→ **The input**

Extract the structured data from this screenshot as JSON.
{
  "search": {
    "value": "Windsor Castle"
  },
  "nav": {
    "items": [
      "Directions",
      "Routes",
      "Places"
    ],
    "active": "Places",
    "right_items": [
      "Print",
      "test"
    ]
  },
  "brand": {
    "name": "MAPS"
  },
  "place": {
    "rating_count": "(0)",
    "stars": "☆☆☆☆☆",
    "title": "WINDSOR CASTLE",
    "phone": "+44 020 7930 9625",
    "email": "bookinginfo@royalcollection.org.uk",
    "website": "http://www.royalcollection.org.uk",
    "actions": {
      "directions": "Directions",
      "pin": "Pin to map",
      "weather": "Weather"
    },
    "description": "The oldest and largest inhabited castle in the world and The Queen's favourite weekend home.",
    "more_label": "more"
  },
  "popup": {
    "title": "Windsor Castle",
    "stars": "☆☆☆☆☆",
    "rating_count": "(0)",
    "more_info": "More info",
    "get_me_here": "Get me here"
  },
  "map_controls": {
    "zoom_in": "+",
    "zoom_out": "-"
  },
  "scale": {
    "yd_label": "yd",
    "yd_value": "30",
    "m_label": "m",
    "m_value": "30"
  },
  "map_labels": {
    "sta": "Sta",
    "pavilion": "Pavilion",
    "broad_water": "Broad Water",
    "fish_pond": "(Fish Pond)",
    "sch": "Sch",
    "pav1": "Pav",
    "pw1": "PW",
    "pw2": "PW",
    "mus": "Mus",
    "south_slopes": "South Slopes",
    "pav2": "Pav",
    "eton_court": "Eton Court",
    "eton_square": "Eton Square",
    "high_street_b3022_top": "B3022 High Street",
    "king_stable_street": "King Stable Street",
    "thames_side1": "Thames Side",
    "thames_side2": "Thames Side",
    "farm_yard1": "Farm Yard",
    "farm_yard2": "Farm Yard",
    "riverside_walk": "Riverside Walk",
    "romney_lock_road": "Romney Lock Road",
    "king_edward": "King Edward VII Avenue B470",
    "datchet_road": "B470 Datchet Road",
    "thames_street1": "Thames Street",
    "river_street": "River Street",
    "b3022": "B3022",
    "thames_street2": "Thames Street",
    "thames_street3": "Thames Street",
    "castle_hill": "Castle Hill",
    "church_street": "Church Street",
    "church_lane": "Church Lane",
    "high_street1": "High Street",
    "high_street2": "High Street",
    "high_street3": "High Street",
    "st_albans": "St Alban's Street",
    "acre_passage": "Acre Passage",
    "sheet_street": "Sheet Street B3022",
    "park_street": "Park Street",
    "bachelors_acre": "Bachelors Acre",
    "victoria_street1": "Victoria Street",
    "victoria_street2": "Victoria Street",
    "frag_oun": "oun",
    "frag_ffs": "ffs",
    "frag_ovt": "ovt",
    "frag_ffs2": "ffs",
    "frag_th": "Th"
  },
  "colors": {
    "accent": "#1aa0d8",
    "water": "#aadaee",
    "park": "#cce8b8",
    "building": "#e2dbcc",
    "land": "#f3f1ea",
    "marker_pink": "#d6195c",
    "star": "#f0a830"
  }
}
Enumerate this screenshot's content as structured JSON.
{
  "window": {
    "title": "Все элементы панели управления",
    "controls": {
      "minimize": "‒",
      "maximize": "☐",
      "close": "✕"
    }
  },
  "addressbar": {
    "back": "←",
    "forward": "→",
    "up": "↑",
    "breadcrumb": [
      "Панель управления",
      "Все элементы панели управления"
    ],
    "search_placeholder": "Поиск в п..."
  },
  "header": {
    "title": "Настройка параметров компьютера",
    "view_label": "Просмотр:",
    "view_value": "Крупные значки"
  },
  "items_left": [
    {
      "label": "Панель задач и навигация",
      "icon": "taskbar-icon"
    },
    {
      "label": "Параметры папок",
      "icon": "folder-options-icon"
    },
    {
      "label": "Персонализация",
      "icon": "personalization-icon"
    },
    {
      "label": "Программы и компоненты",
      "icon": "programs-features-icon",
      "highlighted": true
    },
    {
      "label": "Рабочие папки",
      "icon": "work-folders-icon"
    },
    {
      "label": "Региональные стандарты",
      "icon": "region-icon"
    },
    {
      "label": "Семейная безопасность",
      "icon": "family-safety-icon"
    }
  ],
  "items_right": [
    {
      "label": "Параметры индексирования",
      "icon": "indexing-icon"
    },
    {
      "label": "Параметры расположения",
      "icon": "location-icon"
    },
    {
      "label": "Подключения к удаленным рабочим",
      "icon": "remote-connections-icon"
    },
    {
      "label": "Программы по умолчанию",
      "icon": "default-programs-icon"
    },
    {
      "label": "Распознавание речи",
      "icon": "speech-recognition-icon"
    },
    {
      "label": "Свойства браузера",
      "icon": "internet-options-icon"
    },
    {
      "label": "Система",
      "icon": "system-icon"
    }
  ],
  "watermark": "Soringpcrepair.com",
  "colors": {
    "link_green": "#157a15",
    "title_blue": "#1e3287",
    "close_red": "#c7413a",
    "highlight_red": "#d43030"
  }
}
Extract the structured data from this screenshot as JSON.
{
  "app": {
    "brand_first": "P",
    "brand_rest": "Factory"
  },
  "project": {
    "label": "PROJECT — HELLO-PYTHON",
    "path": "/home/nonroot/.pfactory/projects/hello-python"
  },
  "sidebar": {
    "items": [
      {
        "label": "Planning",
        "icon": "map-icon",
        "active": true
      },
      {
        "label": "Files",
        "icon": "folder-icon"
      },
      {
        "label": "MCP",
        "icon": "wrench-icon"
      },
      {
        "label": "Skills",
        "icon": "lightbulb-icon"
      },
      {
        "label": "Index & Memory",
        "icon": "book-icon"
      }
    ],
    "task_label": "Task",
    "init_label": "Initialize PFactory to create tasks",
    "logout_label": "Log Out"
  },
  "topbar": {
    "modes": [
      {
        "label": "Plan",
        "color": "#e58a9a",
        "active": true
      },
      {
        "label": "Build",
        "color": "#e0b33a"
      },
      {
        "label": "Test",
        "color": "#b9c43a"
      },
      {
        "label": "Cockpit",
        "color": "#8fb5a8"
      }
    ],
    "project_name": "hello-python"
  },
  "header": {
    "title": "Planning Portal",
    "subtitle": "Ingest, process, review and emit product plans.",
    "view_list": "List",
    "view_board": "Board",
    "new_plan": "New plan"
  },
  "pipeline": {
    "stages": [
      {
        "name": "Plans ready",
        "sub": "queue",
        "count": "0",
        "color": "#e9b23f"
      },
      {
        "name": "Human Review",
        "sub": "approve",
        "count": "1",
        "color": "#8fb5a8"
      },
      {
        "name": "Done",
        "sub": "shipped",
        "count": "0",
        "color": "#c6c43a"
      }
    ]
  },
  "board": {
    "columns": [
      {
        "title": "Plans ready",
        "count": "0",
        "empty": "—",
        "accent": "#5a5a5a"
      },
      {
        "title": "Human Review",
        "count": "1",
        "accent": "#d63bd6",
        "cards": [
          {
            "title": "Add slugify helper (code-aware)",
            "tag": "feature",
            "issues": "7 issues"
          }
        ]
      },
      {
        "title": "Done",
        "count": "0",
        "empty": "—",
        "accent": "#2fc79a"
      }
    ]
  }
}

→ **Exercise objective**
Provide an exact reproduction of all the entries shown above.

→ **Answer in full**
Extract the structured data from this screenshot as JSON.
{
  "search": {
    "value": "Windsor Castle"
  },
  "nav": {
    "items": [
      "Directions",
      "Routes",
      "Places"
    ],
    "active": "Places",
    "right_items": [
      "Print",
      "test"
    ]
  },
  "brand": {
    "name": "MAPS"
  },
  "place": {
    "rating_count": "(0)",
    "stars": "☆☆☆☆☆",
    "title": "WINDSOR CASTLE",
    "phone": "+44 020 7930 9625",
    "email": "bookinginfo@royalcollection.org.uk",
    "website": "http://www.royalcollection.org.uk",
    "actions": {
      "directions": "Directions",
      "pin": "Pin to map",
      "weather": "Weather"
    },
    "description": "The oldest and largest inhabited castle in the world and The Queen's favourite weekend home.",
    "more_label": "more"
  },
  "popup": {
    "title": "Windsor Castle",
    "stars": "☆☆☆☆☆",
    "rating_count": "(0)",
    "more_info": "More info",
    "get_me_here": "Get me here"
  },
  "map_controls": {
    "zoom_in": "+",
    "zoom_out": "-"
  },
  "scale": {
    "yd_label": "yd",
    "yd_value": "30",
    "m_label": "m",
    "m_value": "30"
  },
  "map_labels": {
    "sta": "Sta",
    "pavilion": "Pavilion",
    "broad_water": "Broad Water",
    "fish_pond": "(Fish Pond)",
    "sch": "Sch",
    "pav1": "Pav",
    "pw1": "PW",
    "pw2": "PW",
    "mus": "Mus",
    "south_slopes": "South Slopes",
    "pav2": "Pav",
    "eton_court": "Eton Court",
    "eton_square": "Eton Square",
    "high_street_b3022_top": "B3022 High Street",
    "king_stable_street": "King Stable Street",
    "thames_side1": "Thames Side",
    "thames_side2": "Thames Side",
    "farm_yard1": "Farm Yard",
    "farm_yard2": "Farm Yard",
    "riverside_walk": "Riverside Walk",
    "romney_lock_road": "Romney Lock Road",
    "king_edward": "King Edward VII Avenue B470",
    "datchet_road": "B470 Datchet Road",
    "thames_street1": "Thames Street",
    "river_street": "River Street",
    "b3022": "B3022",
    "thames_street2": "Thames Street",
    "thames_street3": "Thames Street",
    "castle_hill": "Castle Hill",
    "church_street": "Church Street",
    "church_lane": "Church Lane",
    "high_street1": "High Street",
    "high_street2": "High Street",
    "high_street3": "High Street",
    "st_albans": "St Alban's Street",
    "acre_passage": "Acre Passage",
    "sheet_street": "Sheet Street B3022",
    "park_street": "Park Street",
    "bachelors_acre": "Bachelors Acre",
    "victoria_street1": "Victoria Street",
    "victoria_street2": "Victoria Street",
    "frag_oun": "oun",
    "frag_ffs": "ffs",
    "frag_ovt": "ovt",
    "frag_ffs2": "ffs",
    "frag_th": "Th"
  },
  "colors": {
    "accent": "#1aa0d8",
    "water": "#aadaee",
    "park": "#cce8b8",
    "building": "#e2dbcc",
    "land": "#f3f1ea",
    "marker_pink": "#d6195c",
    "star": "#f0a830"
  }
}
Enumerate this screenshot's content as structured JSON.
{
  "window": {
    "title": "Все элементы панели управления",
    "controls": {
      "minimize": "‒",
      "maximize": "☐",
      "close": "✕"
    }
  },
  "addressbar": {
    "back": "←",
    "forward": "→",
    "up": "↑",
    "breadcrumb": [
      "Панель управления",
      "Все элементы панели управления"
    ],
    "search_placeholder": "Поиск в п..."
  },
  "header": {
    "title": "Настройка параметров компьютера",
    "view_label": "Просмотр:",
    "view_value": "Крупные значки"
  },
  "items_left": [
    {
      "label": "Панель задач и навигация",
      "icon": "taskbar-icon"
    },
    {
      "label": "Параметры папок",
      "icon": "folder-options-icon"
    },
    {
      "label": "Персонализация",
      "icon": "personalization-icon"
    },
    {
      "label": "Программы и компоненты",
      "icon": "programs-features-icon",
      "highlighted": true
    },
    {
      "label": "Рабочие папки",
      "icon": "work-folders-icon"
    },
    {
      "label": "Региональные стандарты",
      "icon": "region-icon"
    },
    {
      "label": "Семейная безопасность",
      "icon": "family-safety-icon"
    }
  ],
  "items_right": [
    {
      "label": "Параметры индексирования",
      "icon": "indexing-icon"
    },
    {
      "label": "Параметры расположения",
      "icon": "location-icon"
    },
    {
      "label": "Подключения к удаленным рабочим",
      "icon": "remote-connections-icon"
    },
    {
      "label": "Программы по умолчанию",
      "icon": "default-programs-icon"
    },
    {
      "label": "Распознавание речи",
      "icon": "speech-recognition-icon"
    },
    {
      "label": "Свойства браузера",
      "icon": "internet-options-icon"
    },
    {
      "label": "Система",
      "icon": "system-icon"
    }
  ],
  "watermark": "Soringpcrepair.com",
  "colors": {
    "link_green": "#157a15",
    "title_blue": "#1e3287",
    "close_red": "#c7413a",
    "highlight_red": "#d43030"
  }
}
Extract the structured data from this screenshot as JSON.
{
  "app": {
    "brand_first": "P",
    "brand_rest": "Factory"
  },
  "project": {
    "label": "PROJECT — HELLO-PYTHON",
    "path": "/home/nonroot/.pfactory/projects/hello-python"
  },
  "sidebar": {
    "items": [
      {
        "label": "Planning",
        "icon": "map-icon",
        "active": true
      },
      {
        "label": "Files",
        "icon": "folder-icon"
      },
      {
        "label": "MCP",
        "icon": "wrench-icon"
      },
      {
        "label": "Skills",
        "icon": "lightbulb-icon"
      },
      {
        "label": "Index & Memory",
        "icon": "book-icon"
      }
    ],
    "task_label": "Task",
    "init_label": "Initialize PFactory to create tasks",
    "logout_label": "Log Out"
  },
  "topbar": {
    "modes": [
      {
        "label": "Plan",
        "color": "#e58a9a",
        "active": true
      },
      {
        "label": "Build",
        "color": "#e0b33a"
      },
      {
        "label": "Test",
        "color": "#b9c43a"
      },
      {
        "label": "Cockpit",
        "color": "#8fb5a8"
      }
    ],
    "project_name": "hello-python"
  },
  "header": {
    "title": "Planning Portal",
    "subtitle": "Ingest, process, review and emit product plans.",
    "view_list": "List",
    "view_board": "Board",
    "new_plan": "New plan"
  },
  "pipeline": {
    "stages": [
      {
        "name": "Plans ready",
        "sub": "queue",
        "count": "0",
        "color": "#e9b23f"
      },
      {
        "name": "Human Review",
        "sub": "approve",
        "count": "1",
        "color": "#8fb5a8"
      },
      {
        "name": "Done",
        "sub": "shipped",
        "count": "0",
        "color": "#c6c43a"
      }
    ]
  },
  "board": {
    "columns": [
      {
        "title": "Plans ready",
        "count": "0",
        "empty": "—",
        "accent": "#5a5a5a"
      },
      {
        "title": "Human Review",
        "count": "1",
        "accent": "#d63bd6",
        "cards": [
          {
            "title": "Add slugify helper (code-aware)",
            "tag": "feature",
            "issues": "7 issues"
          }
        ]
      },
      {
        "title": "Done",
        "count": "0",
        "empty": "—",
        "accent": "#2fc79a"
      }
    ]
  }
}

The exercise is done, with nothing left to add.